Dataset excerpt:
........
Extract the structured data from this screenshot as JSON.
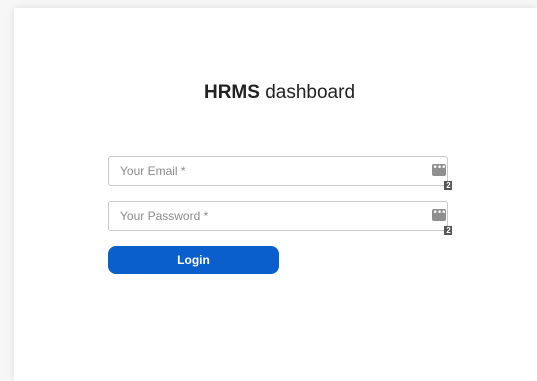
{
  "title": {
    "brand": "HRMS",
    "rest": "dashboard"
  },
  "form": {
    "email_placeholder": "Your Email *",
    "email_value": "",
    "password_placeholder": "Your Password *",
    "password_value": "",
    "password_manager_icon": "password-manager-icon",
    "password_manager_glyph": "•••",
    "password_manager_count": "2",
    "login_label": "Login"
  },
  "colors": {
    "accent": "#0a5fcc",
    "background": "#f7f7f7",
    "card": "#ffffff",
    "input_border": "#c9c9c9"
  }
}
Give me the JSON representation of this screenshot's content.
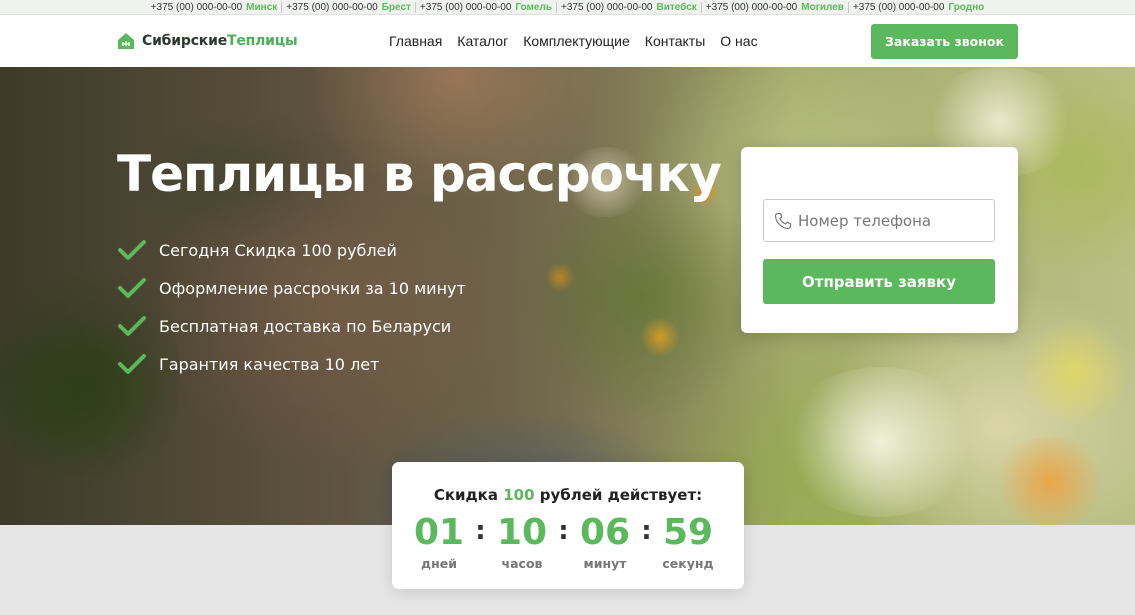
{
  "topbar": {
    "contacts": [
      {
        "phone": "+375 (00) 000-00-00",
        "city": "Минск"
      },
      {
        "phone": "+375 (00) 000-00-00",
        "city": "Брест"
      },
      {
        "phone": "+375 (00) 000-00-00",
        "city": "Гомель"
      },
      {
        "phone": "+375 (00) 000-00-00",
        "city": "Витебск"
      },
      {
        "phone": "+375 (00) 000-00-00",
        "city": "Могилев"
      },
      {
        "phone": "+375 (00) 000-00-00",
        "city": "Гродно"
      }
    ]
  },
  "header": {
    "logo": {
      "icon": "greenhouse-house-icon",
      "part1": "Сибирские",
      "part2": "Теплицы"
    },
    "nav": [
      "Главная",
      "Каталог",
      "Комплектующие",
      "Контакты",
      "О нас"
    ],
    "call_button": "Заказать звонок"
  },
  "hero": {
    "title": "Теплицы в рассрочку",
    "features": [
      "Сегодня Скидка 100 рублей",
      "Оформление рассрочки за 10 минут",
      "Бесплатная доставка по Беларуси",
      "Гарантия качества 10 лет"
    ],
    "feature_icon": "check-icon"
  },
  "form": {
    "phone_placeholder": "Номер телефона",
    "phone_icon": "phone-icon",
    "submit_label": "Отправить заявку"
  },
  "countdown": {
    "title_before": "Скидка ",
    "title_highlight": "100",
    "title_after": " рублей действует:",
    "units": [
      {
        "value": "01",
        "label": "дней"
      },
      {
        "value": "10",
        "label": "часов"
      },
      {
        "value": "06",
        "label": "минут"
      },
      {
        "value": "59",
        "label": "секунд"
      }
    ],
    "separator": ":"
  },
  "colors": {
    "accent": "#5cb85c",
    "dark_text": "#222222",
    "logo_dark": "#2b3a2e"
  }
}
........
▶ **Given problem**: Write out an exact reproduction of the lines from the line that holds "Give me the" to the bottom of the listing above, both ends included. Exclude pictures.

▶ **Task answer**:
Give me the JSON representation of this screenshot's content.
{
  "topbar": {
    "contacts": [
      {
        "phone": "+375 (00) 000-00-00",
        "city": "Минск"
      },
      {
        "phone": "+375 (00) 000-00-00",
        "city": "Брест"
      },
      {
        "phone": "+375 (00) 000-00-00",
        "city": "Гомель"
      },
      {
        "phone": "+375 (00) 000-00-00",
        "city": "Витебск"
      },
      {
        "phone": "+375 (00) 000-00-00",
        "city": "Могилев"
      },
      {
        "phone": "+375 (00) 000-00-00",
        "city": "Гродно"
      }
    ]
  },
  "header": {
    "logo": {
      "icon": "greenhouse-house-icon",
      "part1": "Сибирские",
      "part2": "Теплицы"
    },
    "nav": [
      "Главная",
      "Каталог",
      "Комплектующие",
      "Контакты",
      "О нас"
    ],
    "call_button": "Заказать звонок"
  },
  "hero": {
    "title": "Теплицы в рассрочку",
    "features": [
      "Сегодня Скидка 100 рублей",
      "Оформление рассрочки за 10 минут",
      "Бесплатная доставка по Беларуси",
      "Гарантия качества 10 лет"
    ],
    "feature_icon": "check-icon"
  },
  "form": {
    "phone_placeholder": "Номер телефона",
    "phone_icon": "phone-icon",
    "submit_label": "Отправить заявку"
  },
  "countdown": {
    "title_before": "Скидка ",
    "title_highlight": "100",
    "title_after": " рублей действует:",
    "units": [
      {
        "value": "01",
        "label": "дней"
      },
      {
        "value": "10",
        "label": "часов"
      },
      {
        "value": "06",
        "label": "минут"
      },
      {
        "value": "59",
        "label": "секунд"
      }
    ],
    "separator": ":"
  },
  "colors": {
    "accent": "#5cb85c",
    "dark_text": "#222222",
    "logo_dark": "#2b3a2e"
  }
}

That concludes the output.